* **AIM OF THE TASK**
Read through the data and report every line in which the word "false" occurs.

* **EXCERPTED DATA**
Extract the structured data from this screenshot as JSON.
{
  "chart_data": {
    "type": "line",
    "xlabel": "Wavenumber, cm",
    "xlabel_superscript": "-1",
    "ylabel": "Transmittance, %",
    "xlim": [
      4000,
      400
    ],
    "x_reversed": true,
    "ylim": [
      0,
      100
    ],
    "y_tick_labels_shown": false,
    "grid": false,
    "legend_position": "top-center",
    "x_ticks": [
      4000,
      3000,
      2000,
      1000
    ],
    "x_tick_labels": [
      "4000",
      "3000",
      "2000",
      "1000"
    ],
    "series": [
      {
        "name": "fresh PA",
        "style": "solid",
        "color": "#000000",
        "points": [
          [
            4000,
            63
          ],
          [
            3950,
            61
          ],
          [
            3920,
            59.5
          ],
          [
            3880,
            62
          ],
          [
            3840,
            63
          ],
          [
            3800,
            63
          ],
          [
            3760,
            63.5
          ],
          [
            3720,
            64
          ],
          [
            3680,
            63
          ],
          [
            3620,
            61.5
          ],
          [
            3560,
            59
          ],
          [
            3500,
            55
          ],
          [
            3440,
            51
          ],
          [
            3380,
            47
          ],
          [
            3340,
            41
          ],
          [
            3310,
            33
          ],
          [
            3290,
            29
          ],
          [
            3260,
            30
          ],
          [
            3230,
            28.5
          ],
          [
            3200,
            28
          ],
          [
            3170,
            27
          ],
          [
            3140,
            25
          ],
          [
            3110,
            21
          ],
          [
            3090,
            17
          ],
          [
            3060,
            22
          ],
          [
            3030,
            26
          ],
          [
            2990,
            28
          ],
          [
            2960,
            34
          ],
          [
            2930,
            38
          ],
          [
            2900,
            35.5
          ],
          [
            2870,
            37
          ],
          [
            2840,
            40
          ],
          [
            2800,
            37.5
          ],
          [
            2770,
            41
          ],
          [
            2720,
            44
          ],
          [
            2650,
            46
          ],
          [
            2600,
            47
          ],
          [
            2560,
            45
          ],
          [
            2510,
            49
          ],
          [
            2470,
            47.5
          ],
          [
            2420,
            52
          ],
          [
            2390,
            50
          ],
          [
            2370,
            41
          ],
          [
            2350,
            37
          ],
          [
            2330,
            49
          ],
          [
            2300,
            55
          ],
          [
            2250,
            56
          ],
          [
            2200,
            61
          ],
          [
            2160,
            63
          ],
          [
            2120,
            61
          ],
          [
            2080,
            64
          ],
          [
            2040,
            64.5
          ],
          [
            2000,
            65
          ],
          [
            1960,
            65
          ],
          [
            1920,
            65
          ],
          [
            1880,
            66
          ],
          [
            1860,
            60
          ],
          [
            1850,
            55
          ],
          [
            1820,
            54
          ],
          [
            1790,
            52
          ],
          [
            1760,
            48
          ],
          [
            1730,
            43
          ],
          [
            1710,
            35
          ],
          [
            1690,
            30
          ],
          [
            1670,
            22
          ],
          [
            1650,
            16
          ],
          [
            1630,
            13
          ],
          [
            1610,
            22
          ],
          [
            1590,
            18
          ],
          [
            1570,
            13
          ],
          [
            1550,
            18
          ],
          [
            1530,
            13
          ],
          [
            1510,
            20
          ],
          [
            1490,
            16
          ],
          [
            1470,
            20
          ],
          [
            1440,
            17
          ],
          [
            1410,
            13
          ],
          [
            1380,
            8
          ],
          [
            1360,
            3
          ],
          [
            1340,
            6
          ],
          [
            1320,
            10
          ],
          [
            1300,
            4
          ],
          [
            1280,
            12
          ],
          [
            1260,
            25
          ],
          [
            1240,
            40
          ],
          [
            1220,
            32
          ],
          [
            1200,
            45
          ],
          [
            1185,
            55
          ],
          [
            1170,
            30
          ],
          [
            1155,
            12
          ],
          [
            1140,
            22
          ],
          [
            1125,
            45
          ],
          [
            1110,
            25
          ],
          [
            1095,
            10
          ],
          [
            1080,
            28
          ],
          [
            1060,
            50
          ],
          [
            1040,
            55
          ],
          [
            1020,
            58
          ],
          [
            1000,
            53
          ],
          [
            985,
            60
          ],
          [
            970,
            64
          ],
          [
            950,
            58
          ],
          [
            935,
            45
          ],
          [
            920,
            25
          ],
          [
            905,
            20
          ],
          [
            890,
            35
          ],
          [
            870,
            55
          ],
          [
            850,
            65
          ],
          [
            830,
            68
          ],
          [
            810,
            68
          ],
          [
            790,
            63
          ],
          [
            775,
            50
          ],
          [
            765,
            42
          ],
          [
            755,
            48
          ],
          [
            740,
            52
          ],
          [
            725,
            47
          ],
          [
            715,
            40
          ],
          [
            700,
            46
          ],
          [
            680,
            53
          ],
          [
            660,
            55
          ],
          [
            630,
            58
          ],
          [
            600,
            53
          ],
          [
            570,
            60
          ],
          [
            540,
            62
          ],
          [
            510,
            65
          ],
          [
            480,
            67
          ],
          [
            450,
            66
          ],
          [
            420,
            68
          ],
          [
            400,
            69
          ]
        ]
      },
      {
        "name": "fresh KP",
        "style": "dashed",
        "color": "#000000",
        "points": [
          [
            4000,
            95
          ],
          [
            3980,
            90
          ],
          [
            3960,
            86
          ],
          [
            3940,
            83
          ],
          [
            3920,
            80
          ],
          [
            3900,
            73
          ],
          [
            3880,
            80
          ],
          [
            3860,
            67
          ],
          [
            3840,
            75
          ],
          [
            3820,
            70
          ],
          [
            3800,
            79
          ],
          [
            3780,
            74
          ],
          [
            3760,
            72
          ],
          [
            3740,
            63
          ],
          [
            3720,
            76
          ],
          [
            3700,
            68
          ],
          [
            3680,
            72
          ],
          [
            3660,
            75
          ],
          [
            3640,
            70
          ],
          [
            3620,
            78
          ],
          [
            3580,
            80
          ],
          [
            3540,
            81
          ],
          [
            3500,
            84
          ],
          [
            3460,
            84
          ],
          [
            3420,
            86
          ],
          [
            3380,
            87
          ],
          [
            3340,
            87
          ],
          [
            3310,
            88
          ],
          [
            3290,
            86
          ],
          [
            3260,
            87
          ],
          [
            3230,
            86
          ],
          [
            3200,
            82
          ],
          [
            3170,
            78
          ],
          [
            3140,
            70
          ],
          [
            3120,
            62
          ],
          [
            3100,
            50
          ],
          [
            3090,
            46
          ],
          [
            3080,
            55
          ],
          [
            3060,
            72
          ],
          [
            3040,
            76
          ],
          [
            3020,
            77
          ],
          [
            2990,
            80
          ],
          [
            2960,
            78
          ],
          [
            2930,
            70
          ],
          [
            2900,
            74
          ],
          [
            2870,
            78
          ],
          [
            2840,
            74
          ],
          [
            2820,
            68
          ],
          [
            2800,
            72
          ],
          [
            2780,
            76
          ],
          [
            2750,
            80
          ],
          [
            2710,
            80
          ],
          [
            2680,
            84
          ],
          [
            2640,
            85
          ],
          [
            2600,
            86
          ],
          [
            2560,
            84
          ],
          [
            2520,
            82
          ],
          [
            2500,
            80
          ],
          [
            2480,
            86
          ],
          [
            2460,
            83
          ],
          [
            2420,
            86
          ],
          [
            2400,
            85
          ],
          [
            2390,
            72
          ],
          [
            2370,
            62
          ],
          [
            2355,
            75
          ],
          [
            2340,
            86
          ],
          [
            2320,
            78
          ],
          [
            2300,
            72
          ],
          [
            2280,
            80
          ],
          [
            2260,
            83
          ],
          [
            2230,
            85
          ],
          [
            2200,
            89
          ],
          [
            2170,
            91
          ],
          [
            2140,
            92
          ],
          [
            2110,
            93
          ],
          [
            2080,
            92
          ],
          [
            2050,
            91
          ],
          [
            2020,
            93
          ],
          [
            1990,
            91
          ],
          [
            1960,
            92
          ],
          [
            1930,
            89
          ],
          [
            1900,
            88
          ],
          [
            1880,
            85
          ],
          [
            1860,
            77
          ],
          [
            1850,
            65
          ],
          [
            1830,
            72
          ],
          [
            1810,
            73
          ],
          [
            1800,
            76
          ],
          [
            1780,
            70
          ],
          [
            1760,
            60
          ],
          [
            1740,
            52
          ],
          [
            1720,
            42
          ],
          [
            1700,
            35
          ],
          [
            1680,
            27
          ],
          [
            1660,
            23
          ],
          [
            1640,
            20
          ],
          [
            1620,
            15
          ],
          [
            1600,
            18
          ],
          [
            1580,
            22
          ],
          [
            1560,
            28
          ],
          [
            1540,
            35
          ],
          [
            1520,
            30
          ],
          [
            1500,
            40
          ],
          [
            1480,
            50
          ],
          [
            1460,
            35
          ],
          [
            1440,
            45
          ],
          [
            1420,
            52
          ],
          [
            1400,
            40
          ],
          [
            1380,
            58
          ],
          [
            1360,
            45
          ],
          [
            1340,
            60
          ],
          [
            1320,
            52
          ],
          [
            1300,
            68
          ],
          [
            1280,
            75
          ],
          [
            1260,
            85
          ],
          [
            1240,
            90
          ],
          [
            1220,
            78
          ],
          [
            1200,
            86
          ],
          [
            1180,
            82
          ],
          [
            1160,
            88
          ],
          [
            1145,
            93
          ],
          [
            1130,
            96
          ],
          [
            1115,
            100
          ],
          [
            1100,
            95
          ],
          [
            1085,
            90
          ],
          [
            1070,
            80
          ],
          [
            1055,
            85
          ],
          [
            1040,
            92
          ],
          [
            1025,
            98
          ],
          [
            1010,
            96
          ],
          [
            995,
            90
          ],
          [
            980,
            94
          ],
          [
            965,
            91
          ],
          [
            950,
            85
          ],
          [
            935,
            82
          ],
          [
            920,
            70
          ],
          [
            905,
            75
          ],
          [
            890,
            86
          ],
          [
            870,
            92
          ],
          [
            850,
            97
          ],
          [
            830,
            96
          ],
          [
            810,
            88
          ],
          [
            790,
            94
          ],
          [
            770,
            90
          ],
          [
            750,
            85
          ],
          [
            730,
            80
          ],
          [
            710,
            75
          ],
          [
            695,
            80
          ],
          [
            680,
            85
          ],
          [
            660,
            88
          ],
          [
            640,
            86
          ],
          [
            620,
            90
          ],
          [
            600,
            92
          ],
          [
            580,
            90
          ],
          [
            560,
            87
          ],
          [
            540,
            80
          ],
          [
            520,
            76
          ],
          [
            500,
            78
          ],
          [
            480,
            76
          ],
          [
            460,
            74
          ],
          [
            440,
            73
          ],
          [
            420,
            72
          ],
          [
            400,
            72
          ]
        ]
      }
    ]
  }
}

* **FINISHED EXERCISE**
    "y_tick_labels_shown": false,
    "grid": false,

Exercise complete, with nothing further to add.